TASK TO CARRY OUT: Count how many lines have the word "pilao" in them. Reply with that number by itself.

WORKING DATA:
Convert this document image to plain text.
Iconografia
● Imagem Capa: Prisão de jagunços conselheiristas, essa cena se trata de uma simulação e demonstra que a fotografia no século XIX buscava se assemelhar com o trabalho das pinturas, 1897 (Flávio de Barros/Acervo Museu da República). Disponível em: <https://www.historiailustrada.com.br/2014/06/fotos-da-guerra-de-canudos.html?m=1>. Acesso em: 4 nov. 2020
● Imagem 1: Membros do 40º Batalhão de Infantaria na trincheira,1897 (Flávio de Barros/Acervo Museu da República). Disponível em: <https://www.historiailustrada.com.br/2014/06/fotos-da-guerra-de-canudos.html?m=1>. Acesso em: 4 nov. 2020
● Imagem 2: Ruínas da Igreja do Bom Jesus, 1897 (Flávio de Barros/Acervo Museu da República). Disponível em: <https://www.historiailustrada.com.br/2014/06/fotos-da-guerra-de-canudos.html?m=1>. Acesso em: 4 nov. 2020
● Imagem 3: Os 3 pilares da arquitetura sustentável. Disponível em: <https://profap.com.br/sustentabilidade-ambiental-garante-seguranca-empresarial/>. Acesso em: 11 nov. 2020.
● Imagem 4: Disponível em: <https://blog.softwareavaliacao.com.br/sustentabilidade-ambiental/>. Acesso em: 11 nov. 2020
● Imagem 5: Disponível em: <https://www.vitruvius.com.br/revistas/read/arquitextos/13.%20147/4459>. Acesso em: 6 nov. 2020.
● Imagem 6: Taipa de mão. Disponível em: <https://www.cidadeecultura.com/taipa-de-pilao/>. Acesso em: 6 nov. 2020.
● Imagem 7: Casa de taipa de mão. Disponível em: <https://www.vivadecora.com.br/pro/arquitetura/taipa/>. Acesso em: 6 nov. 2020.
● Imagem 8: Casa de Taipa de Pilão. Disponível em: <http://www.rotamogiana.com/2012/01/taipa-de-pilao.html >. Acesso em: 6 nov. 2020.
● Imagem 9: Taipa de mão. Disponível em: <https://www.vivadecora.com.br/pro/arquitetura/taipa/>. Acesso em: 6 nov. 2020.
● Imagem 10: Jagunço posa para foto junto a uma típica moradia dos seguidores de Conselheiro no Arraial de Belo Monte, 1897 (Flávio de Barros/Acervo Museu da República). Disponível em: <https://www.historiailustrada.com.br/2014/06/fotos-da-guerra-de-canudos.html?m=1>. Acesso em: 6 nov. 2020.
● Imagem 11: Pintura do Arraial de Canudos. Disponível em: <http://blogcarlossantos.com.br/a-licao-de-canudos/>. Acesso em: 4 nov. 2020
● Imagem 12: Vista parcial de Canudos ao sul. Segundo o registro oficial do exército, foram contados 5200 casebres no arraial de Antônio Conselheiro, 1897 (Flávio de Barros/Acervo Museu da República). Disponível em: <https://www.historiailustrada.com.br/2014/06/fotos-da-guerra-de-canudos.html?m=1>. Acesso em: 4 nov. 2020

RESULT OF THE EXERCISE: 2